Stored data entries:
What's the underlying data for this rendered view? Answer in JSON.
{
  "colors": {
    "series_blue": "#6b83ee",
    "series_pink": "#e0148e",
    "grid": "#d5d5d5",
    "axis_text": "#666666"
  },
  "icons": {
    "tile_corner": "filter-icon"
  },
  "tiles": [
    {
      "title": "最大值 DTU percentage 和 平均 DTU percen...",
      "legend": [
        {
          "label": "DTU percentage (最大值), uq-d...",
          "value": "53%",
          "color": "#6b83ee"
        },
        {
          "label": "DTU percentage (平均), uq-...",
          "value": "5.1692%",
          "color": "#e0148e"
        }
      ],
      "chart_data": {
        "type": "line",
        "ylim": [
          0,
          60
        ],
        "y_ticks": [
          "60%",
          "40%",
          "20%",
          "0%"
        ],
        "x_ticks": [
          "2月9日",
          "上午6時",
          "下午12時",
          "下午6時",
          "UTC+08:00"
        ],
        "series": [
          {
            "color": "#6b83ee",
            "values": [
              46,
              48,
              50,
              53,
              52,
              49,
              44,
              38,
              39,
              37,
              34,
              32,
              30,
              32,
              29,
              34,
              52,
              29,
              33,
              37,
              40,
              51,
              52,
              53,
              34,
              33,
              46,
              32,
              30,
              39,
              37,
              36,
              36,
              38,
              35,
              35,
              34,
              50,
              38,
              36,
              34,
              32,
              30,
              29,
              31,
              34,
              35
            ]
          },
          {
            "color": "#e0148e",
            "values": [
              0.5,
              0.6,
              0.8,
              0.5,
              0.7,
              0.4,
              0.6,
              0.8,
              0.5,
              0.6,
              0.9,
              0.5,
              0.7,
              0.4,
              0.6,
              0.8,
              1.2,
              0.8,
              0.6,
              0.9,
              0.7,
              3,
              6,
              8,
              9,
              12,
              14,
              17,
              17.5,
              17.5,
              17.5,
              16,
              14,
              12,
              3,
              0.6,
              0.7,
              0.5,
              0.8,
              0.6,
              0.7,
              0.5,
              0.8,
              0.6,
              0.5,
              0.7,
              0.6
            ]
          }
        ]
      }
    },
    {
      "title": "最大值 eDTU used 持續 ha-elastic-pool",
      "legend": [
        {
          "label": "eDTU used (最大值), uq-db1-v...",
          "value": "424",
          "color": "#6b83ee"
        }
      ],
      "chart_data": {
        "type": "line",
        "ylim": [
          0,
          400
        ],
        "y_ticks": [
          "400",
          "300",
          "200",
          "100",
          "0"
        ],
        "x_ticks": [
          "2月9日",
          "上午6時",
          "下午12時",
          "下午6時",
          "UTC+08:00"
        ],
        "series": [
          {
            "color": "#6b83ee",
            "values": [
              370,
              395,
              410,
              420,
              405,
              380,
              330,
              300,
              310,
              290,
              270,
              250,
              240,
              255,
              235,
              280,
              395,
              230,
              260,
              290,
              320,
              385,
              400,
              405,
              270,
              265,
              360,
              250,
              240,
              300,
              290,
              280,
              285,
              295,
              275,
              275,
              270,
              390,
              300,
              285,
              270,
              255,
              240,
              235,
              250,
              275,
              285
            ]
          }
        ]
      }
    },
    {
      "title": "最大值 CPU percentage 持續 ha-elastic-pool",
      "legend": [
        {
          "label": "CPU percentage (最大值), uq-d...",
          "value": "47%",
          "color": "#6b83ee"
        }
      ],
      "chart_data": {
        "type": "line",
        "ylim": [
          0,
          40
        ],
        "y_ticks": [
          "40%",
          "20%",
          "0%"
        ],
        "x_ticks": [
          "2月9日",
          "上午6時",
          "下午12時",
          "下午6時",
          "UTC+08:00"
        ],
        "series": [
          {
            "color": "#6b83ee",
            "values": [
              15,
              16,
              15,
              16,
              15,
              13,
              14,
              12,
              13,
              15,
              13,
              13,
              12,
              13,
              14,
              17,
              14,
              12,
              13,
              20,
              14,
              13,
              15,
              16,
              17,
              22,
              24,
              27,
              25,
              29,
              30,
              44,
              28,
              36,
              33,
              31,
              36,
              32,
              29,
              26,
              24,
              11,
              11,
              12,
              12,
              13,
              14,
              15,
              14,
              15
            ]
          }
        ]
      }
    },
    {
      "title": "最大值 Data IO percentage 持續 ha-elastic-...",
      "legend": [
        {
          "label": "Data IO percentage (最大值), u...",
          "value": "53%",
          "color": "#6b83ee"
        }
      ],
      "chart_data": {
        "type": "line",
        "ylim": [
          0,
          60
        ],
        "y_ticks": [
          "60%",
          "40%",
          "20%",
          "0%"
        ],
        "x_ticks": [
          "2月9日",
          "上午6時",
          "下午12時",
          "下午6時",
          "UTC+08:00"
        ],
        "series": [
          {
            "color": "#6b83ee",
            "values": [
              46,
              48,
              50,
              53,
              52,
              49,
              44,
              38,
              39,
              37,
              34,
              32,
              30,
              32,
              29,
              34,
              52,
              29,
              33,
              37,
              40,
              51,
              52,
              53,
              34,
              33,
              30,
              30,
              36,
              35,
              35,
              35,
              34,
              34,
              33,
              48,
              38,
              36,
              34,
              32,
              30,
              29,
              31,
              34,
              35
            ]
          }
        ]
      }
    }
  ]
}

▶ **YOUR GOAL**
Retype the entries one by one, exactly.

▶ **RESPONSE TO THIS EXERCISE**
What's the underlying data for this rendered view? Answer in JSON.
{
  "colors": {
    "series_blue": "#6b83ee",
    "series_pink": "#e0148e",
    "grid": "#d5d5d5",
    "axis_text": "#666666"
  },
  "icons": {
    "tile_corner": "filter-icon"
  },
  "tiles": [
    {
      "title": "最大值 DTU percentage 和 平均 DTU percen...",
      "legend": [
        {
          "label": "DTU percentage (最大值), uq-d...",
          "value": "53%",
          "color": "#6b83ee"
        },
        {
          "label": "DTU percentage (平均), uq-...",
          "value": "5.1692%",
          "color": "#e0148e"
        }
      ],
      "chart_data": {
        "type": "line",
        "ylim": [
          0,
          60
        ],
        "y_ticks": [
          "60%",
          "40%",
          "20%",
          "0%"
        ],
        "x_ticks": [
          "2月9日",
          "上午6時",
          "下午12時",
          "下午6時",
          "UTC+08:00"
        ],
        "series": [
          {
            "color": "#6b83ee",
            "values": [
              46,
              48,
              50,
              53,
              52,
              49,
              44,
              38,
              39,
              37,
              34,
              32,
              30,
              32,
              29,
              34,
              52,
              29,
              33,
              37,
              40,
              51,
              52,
              53,
              34,
              33,
              46,
              32,
              30,
              39,
              37,
              36,
              36,
              38,
              35,
              35,
              34,
              50,
              38,
              36,
              34,
              32,
              30,
              29,
              31,
              34,
              35
            ]
          },
          {
            "color": "#e0148e",
            "values": [
              0.5,
              0.6,
              0.8,
              0.5,
              0.7,
              0.4,
              0.6,
              0.8,
              0.5,
              0.6,
              0.9,
              0.5,
              0.7,
              0.4,
              0.6,
              0.8,
              1.2,
              0.8,
              0.6,
              0.9,
              0.7,
              3,
              6,
              8,
              9,
              12,
              14,
              17,
              17.5,
              17.5,
              17.5,
              16,
              14,
              12,
              3,
              0.6,
              0.7,
              0.5,
              0.8,
              0.6,
              0.7,
              0.5,
              0.8,
              0.6,
              0.5,
              0.7,
              0.6
            ]
          }
        ]
      }
    },
    {
      "title": "最大值 eDTU used 持續 ha-elastic-pool",
      "legend": [
        {
          "label": "eDTU used (最大值), uq-db1-v...",
          "value": "424",
          "color": "#6b83ee"
        }
      ],
      "chart_data": {
        "type": "line",
        "ylim": [
          0,
          400
        ],
        "y_ticks": [
          "400",
          "300",
          "200",
          "100",
          "0"
        ],
        "x_ticks": [
          "2月9日",
          "上午6時",
          "下午12時",
          "下午6時",
          "UTC+08:00"
        ],
        "series": [
          {
            "color": "#6b83ee",
            "values": [
              370,
              395,
              410,
              420,
              405,
              380,
              330,
              300,
              310,
              290,
              270,
              250,
              240,
              255,
              235,
              280,
              395,
              230,
              260,
              290,
              320,
              385,
              400,
              405,
              270,
              265,
              360,
              250,
              240,
              300,
              290,
              280,
              285,
              295,
              275,
              275,
              270,
              390,
              300,
              285,
              270,
              255,
              240,
              235,
              250,
              275,
              285
            ]
          }
        ]
      }
    },
    {
      "title": "最大值 CPU percentage 持續 ha-elastic-pool",
      "legend": [
        {
          "label": "CPU percentage (最大值), uq-d...",
          "value": "47%",
          "color": "#6b83ee"
        }
      ],
      "chart_data": {
        "type": "line",
        "ylim": [
          0,
          40
        ],
        "y_ticks": [
          "40%",
          "20%",
          "0%"
        ],
        "x_ticks": [
          "2月9日",
          "上午6時",
          "下午12時",
          "下午6時",
          "UTC+08:00"
        ],
        "series": [
          {
            "color": "#6b83ee",
            "values": [
              15,
              16,
              15,
              16,
              15,
              13,
              14,
              12,
              13,
              15,
              13,
              13,
              12,
              13,
              14,
              17,
              14,
              12,
              13,
              20,
              14,
              13,
              15,
              16,
              17,
              22,
              24,
              27,
              25,
              29,
              30,
              44,
              28,
              36,
              33,
              31,
              36,
              32,
              29,
              26,
              24,
              11,
              11,
              12,
              12,
              13,
              14,
              15,
              14,
              15
            ]
          }
        ]
      }
    },
    {
      "title": "最大值 Data IO percentage 持續 ha-elastic-...",
      "legend": [
        {
          "label": "Data IO percentage (最大值), u...",
          "value": "53%",
          "color": "#6b83ee"
        }
      ],
      "chart_data": {
        "type": "line",
        "ylim": [
          0,
          60
        ],
        "y_ticks": [
          "60%",
          "40%",
          "20%",
          "0%"
        ],
        "x_ticks": [
          "2月9日",
          "上午6時",
          "下午12時",
          "下午6時",
          "UTC+08:00"
        ],
        "series": [
          {
            "color": "#6b83ee",
            "values": [
              46,
              48,
              50,
              53,
              52,
              49,
              44,
              38,
              39,
              37,
              34,
              32,
              30,
              32,
              29,
              34,
              52,
              29,
              33,
              37,
              40,
              51,
              52,
              53,
              34,
              33,
              30,
              30,
              36,
              35,
              35,
              35,
              34,
              34,
              33,
              48,
              38,
              36,
              34,
              32,
              30,
              29,
              31,
              34,
              35
            ]
          }
        ]
      }
    }
  ]
}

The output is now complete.